▸ **What is needed**
Update the data listing below by replacing every occurrence of "column-divider" with "column-separator", keeping everything else unchanged.

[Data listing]
···

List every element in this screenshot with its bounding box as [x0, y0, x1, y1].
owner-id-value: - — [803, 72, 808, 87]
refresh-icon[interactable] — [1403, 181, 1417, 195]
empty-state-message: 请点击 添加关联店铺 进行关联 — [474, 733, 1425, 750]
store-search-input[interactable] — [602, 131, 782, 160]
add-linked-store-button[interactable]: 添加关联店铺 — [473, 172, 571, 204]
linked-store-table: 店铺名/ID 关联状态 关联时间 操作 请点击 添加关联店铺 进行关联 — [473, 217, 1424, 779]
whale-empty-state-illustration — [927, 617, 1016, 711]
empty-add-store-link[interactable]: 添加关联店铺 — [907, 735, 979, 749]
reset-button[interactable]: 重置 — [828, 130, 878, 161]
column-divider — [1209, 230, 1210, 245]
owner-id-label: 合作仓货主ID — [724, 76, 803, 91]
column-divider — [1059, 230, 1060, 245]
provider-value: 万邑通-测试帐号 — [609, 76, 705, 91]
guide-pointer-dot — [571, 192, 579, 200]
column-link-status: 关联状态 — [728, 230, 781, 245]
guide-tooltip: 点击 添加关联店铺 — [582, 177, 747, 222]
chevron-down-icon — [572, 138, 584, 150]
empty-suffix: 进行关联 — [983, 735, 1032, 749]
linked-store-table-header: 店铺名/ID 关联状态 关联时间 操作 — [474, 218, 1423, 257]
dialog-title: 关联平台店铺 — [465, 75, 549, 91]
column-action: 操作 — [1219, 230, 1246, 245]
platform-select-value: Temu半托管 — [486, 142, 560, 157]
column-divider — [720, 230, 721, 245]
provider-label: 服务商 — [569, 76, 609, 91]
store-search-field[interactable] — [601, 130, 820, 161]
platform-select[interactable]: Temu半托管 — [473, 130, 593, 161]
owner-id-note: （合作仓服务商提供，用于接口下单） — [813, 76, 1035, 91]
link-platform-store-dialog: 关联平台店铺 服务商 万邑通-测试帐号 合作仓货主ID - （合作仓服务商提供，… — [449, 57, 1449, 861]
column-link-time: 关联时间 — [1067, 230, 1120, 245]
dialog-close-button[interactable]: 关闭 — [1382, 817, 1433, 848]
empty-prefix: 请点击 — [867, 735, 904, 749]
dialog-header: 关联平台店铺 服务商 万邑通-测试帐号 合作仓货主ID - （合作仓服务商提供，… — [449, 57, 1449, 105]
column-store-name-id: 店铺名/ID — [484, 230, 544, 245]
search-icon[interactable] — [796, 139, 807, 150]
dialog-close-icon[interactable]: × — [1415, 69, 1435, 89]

···

▸ **The completed task**
List every element in this screenshot with its bounding box as [x0, y0, x1, y1].
owner-id-value: - — [803, 72, 808, 87]
refresh-icon[interactable] — [1403, 181, 1417, 195]
empty-state-message: 请点击 添加关联店铺 进行关联 — [474, 733, 1425, 750]
store-search-input[interactable] — [602, 131, 782, 160]
add-linked-store-button[interactable]: 添加关联店铺 — [473, 172, 571, 204]
linked-store-table: 店铺名/ID 关联状态 关联时间 操作 请点击 添加关联店铺 进行关联 — [473, 217, 1424, 779]
whale-empty-state-illustration — [927, 617, 1016, 711]
empty-add-store-link[interactable]: 添加关联店铺 — [907, 735, 979, 749]
reset-button[interactable]: 重置 — [828, 130, 878, 161]
column-separator — [1209, 230, 1210, 245]
owner-id-label: 合作仓货主ID — [724, 76, 803, 91]
column-separator — [1059, 230, 1060, 245]
provider-value: 万邑通-测试帐号 — [609, 76, 705, 91]
guide-pointer-dot — [571, 192, 579, 200]
column-link-status: 关联状态 — [728, 230, 781, 245]
guide-tooltip: 点击 添加关联店铺 — [582, 177, 747, 222]
chevron-down-icon — [572, 138, 584, 150]
empty-suffix: 进行关联 — [983, 735, 1032, 749]
linked-store-table-header: 店铺名/ID 关联状态 关联时间 操作 — [474, 218, 1423, 257]
dialog-title: 关联平台店铺 — [465, 75, 549, 91]
column-action: 操作 — [1219, 230, 1246, 245]
platform-select-value: Temu半托管 — [486, 142, 560, 157]
column-separator — [720, 230, 721, 245]
provider-label: 服务商 — [569, 76, 609, 91]
store-search-field[interactable] — [601, 130, 820, 161]
platform-select[interactable]: Temu半托管 — [473, 130, 593, 161]
owner-id-note: （合作仓服务商提供，用于接口下单） — [813, 76, 1035, 91]
link-platform-store-dialog: 关联平台店铺 服务商 万邑通-测试帐号 合作仓货主ID - （合作仓服务商提供，… — [449, 57, 1449, 861]
column-link-time: 关联时间 — [1067, 230, 1120, 245]
dialog-close-button[interactable]: 关闭 — [1382, 817, 1433, 848]
empty-prefix: 请点击 — [867, 735, 904, 749]
dialog-header: 关联平台店铺 服务商 万邑通-测试帐号 合作仓货主ID - （合作仓服务商提供，… — [449, 57, 1449, 105]
column-store-name-id: 店铺名/ID — [484, 230, 544, 245]
search-icon[interactable] — [796, 139, 807, 150]
dialog-close-icon[interactable]: × — [1415, 69, 1435, 89]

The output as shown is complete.